■ Problems to work on ■
a. For the devotional passage, decide whether each statement agrees with it: (i) the daughter the old friend praises is the oldest of three children; (ii) thinking of the names God gives his children helped the writer fall back asleep; (iii) the writer has already written the daughter a letter. Answer yes or no for each, quoting the words of the passage that settle it.
b. According to the devotional passage, which names does God call his children?

[Start of Provided text]

When the dad started talking about his daughter, an eighth grader who is the youngest of the three, he simply could not find words to describe her. “It’s as if she belongs to another world.” I think he might have used the word “angel” a time or two, might have said that her feet don’t touch the ground. His praise of the girl made me want to write her a letter just to remind her how blessed she is to be the object of such a deep affection. Maybe I will. I would imagine he has a nickname for her. And while I am sure that my old friend would be quick to recognize her imperfections, they obviously do not dominate his perception of her or overshadow the good things that he believes to be true about her.
The contrast between the two girls, their dads, the realities in which they live and move, could not be more stark. I wish Keisha had a dad who believed in nicknames and who was committed to the hard work of parenthood. For now, I pray and trust that God can and will be the father she needs. And he calls her, and us, by names that only a doting father would choose for his children: beloved, little one, saint, bride, friend.
A few nights ago I was tossing and turning about something, something not worthy of sleeplessness but bothersome just the same, when I began to think of how God loves me. I brought to mind some passages that remind me of how, as a loving father, he wants good for me, always good. And as I thought of those nicknames and titles he gives to his children, so help me, the knot in my stomach eased up and sleep returned. I belong to a father who might well tell inquirers that, despite the spots and blemishes, his children “belong to another world.”
I pray that you can hear the God of all creation, the one who showed himself to us fully in Jesus, “rejoicing over you with singing” and calling you by name.

[End of Provided text]
[Start of Data excerpts]

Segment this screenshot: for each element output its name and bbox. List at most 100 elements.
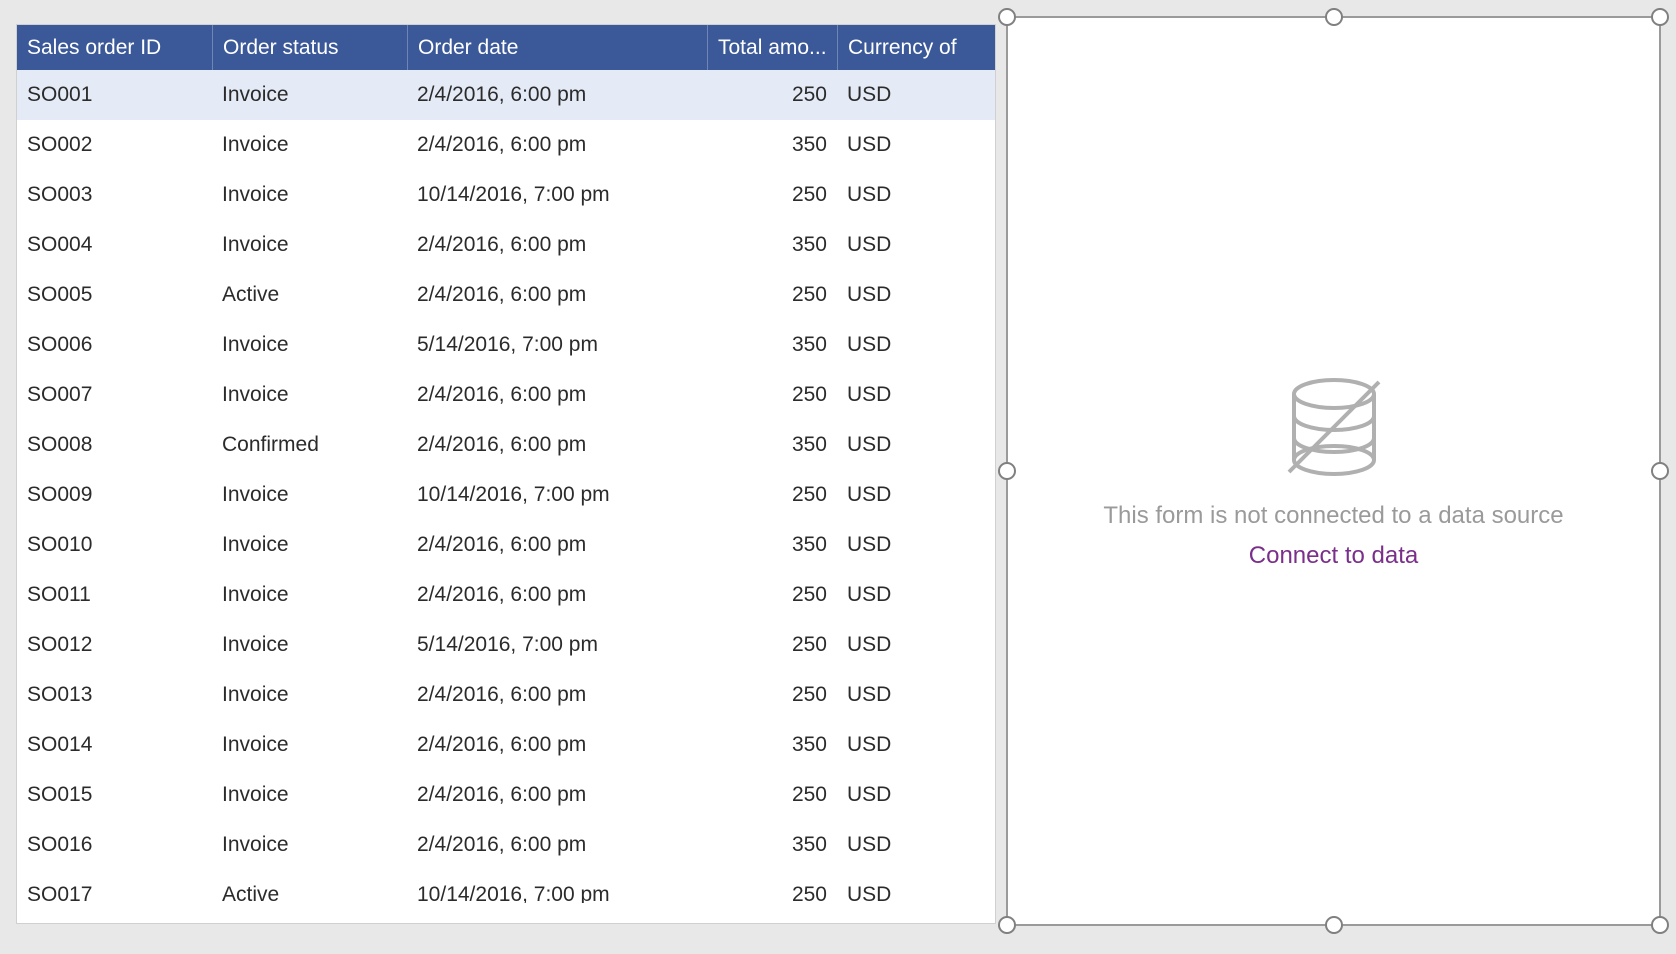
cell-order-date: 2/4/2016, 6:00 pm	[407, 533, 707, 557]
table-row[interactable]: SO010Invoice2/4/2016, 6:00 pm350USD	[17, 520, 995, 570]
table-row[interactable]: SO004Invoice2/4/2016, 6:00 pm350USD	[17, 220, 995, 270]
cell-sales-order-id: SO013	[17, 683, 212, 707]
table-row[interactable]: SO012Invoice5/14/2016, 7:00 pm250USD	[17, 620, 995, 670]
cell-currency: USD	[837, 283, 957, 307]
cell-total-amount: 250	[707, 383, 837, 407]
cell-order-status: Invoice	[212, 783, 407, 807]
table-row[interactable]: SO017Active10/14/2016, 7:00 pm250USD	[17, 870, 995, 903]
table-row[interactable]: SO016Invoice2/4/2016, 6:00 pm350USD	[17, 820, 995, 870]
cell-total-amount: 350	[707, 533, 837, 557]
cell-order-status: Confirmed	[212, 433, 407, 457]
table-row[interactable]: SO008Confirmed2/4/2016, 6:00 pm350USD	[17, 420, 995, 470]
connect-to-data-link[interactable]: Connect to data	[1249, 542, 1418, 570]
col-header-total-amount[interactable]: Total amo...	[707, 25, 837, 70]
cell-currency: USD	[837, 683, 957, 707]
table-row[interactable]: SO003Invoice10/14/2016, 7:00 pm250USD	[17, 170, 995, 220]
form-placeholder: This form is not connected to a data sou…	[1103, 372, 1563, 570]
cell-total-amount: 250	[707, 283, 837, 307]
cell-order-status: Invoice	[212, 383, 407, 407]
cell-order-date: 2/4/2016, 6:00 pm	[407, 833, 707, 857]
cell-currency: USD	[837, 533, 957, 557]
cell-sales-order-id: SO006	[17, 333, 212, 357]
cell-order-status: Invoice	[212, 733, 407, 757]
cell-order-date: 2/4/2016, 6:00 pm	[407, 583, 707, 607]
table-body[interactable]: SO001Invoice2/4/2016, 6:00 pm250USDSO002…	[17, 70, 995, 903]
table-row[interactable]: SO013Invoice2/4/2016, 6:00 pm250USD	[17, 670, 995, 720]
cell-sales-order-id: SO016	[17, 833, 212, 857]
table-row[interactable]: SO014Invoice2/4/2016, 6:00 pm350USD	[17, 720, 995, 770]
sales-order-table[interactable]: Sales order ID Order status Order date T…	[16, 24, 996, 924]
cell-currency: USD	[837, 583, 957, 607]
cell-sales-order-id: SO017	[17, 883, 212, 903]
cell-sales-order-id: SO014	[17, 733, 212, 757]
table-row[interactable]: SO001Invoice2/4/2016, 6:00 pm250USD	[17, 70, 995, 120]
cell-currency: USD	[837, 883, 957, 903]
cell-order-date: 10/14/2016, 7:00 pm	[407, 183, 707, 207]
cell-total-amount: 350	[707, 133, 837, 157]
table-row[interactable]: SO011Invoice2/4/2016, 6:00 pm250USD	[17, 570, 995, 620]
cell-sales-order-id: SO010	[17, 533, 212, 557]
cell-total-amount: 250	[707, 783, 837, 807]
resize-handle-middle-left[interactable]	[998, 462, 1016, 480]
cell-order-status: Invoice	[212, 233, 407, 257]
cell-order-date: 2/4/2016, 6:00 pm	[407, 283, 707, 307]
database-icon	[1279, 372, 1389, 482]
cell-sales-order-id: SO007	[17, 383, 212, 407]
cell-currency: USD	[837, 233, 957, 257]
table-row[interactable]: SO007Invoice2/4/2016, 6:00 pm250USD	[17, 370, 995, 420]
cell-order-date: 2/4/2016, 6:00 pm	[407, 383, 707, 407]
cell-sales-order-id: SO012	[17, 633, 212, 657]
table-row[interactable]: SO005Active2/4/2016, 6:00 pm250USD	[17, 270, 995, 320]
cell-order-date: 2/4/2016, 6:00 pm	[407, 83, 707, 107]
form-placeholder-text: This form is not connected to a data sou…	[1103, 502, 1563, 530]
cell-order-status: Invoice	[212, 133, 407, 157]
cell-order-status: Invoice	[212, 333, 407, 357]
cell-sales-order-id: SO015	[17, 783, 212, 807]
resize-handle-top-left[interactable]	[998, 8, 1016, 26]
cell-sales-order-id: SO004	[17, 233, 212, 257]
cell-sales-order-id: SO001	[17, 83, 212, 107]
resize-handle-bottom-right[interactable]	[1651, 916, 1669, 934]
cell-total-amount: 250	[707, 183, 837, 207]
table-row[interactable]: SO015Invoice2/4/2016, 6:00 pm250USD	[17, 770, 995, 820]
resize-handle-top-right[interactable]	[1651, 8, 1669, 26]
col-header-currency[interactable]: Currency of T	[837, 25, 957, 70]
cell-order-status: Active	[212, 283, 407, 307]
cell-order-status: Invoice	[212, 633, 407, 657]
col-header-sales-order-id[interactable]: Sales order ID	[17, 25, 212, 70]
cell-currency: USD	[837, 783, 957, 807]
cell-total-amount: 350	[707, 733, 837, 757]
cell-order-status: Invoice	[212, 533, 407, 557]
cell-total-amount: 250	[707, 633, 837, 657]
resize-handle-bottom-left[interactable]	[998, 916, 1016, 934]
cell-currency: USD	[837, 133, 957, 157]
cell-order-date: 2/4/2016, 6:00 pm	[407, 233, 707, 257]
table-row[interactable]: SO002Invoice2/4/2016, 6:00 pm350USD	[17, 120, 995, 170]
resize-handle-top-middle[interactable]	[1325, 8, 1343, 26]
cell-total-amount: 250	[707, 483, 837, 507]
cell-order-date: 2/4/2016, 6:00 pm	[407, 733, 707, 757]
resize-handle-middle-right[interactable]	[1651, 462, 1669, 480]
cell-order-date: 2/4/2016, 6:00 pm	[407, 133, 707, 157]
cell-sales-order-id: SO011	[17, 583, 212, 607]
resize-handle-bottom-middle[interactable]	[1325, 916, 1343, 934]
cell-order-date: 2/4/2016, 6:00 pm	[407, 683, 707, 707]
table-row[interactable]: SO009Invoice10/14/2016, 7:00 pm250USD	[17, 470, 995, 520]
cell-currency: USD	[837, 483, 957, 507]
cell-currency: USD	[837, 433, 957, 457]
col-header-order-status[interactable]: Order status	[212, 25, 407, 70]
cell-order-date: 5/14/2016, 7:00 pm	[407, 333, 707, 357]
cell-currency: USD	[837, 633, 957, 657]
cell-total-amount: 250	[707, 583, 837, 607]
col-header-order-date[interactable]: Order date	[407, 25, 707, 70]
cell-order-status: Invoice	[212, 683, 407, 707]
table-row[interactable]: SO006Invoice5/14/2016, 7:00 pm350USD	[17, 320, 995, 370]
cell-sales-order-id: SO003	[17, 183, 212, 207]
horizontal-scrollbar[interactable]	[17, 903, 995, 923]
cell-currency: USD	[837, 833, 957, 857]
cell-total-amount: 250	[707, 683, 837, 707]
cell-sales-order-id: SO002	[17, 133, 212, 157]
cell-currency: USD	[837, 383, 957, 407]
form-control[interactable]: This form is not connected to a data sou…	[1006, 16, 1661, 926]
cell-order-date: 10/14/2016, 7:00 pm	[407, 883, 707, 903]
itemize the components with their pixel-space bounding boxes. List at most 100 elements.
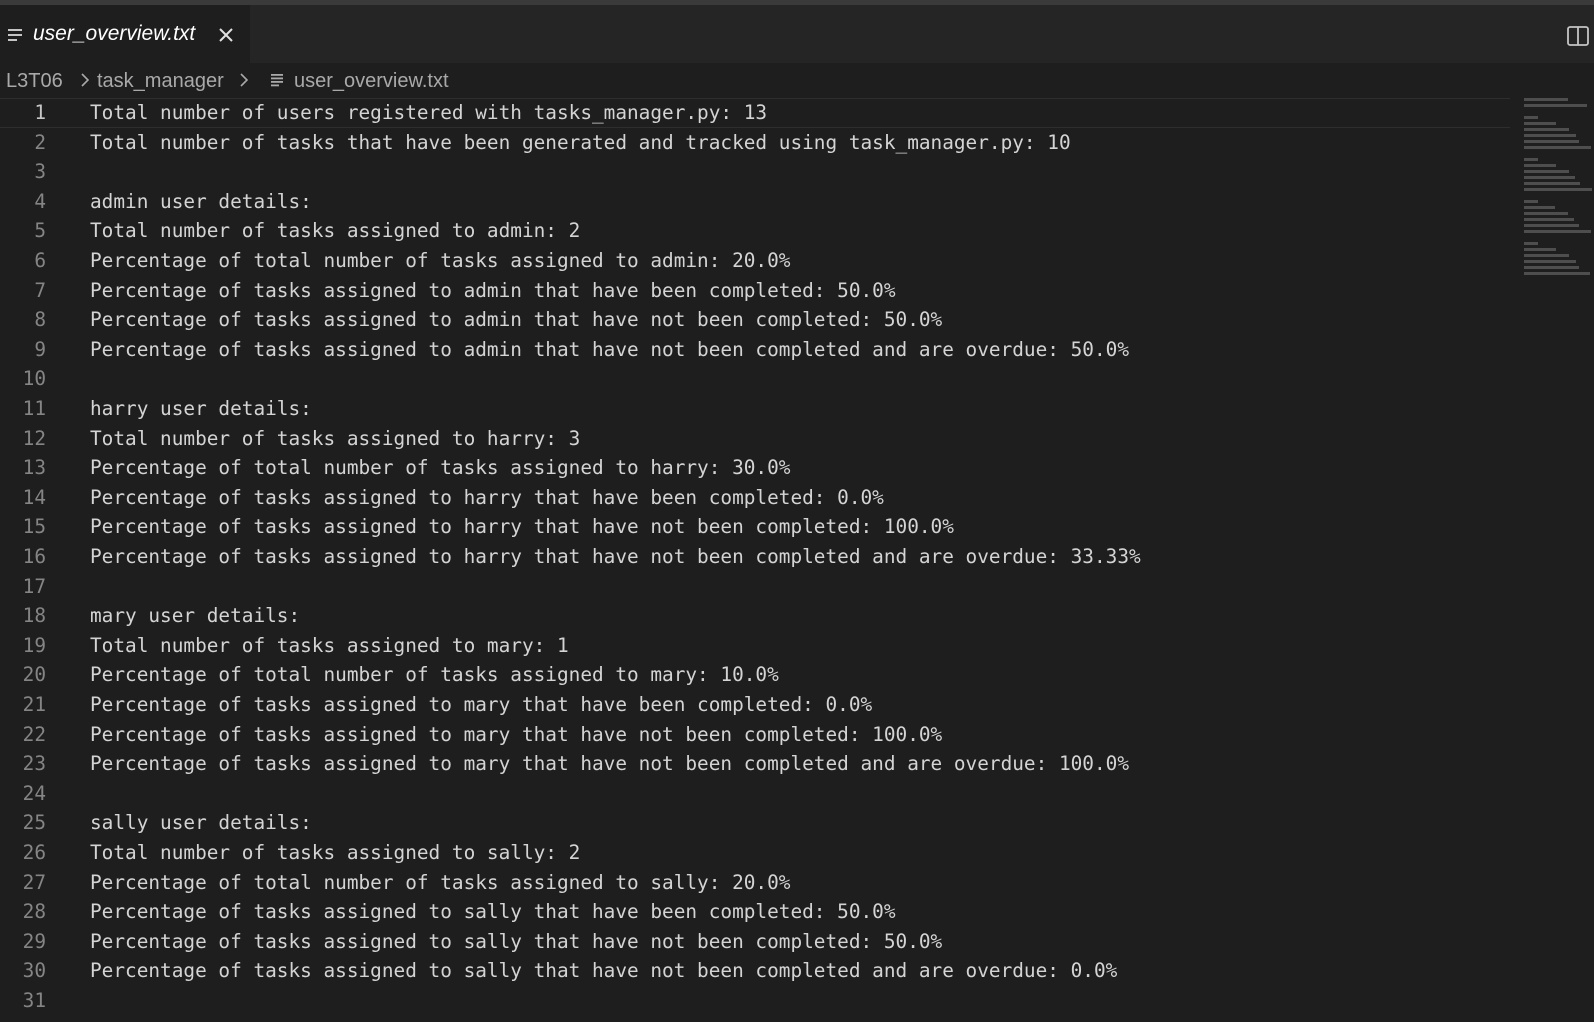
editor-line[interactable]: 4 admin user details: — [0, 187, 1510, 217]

[End of Data excerpts]

■ Answers below ■
a.
(i) No: "an eighth grader who is the youngest of the three"
(ii) Yes: "the knot in my stomach eased up and sleep returned"
(iii) No: "Maybe I will."

b. Beloved, little one, saint, bride, and friend.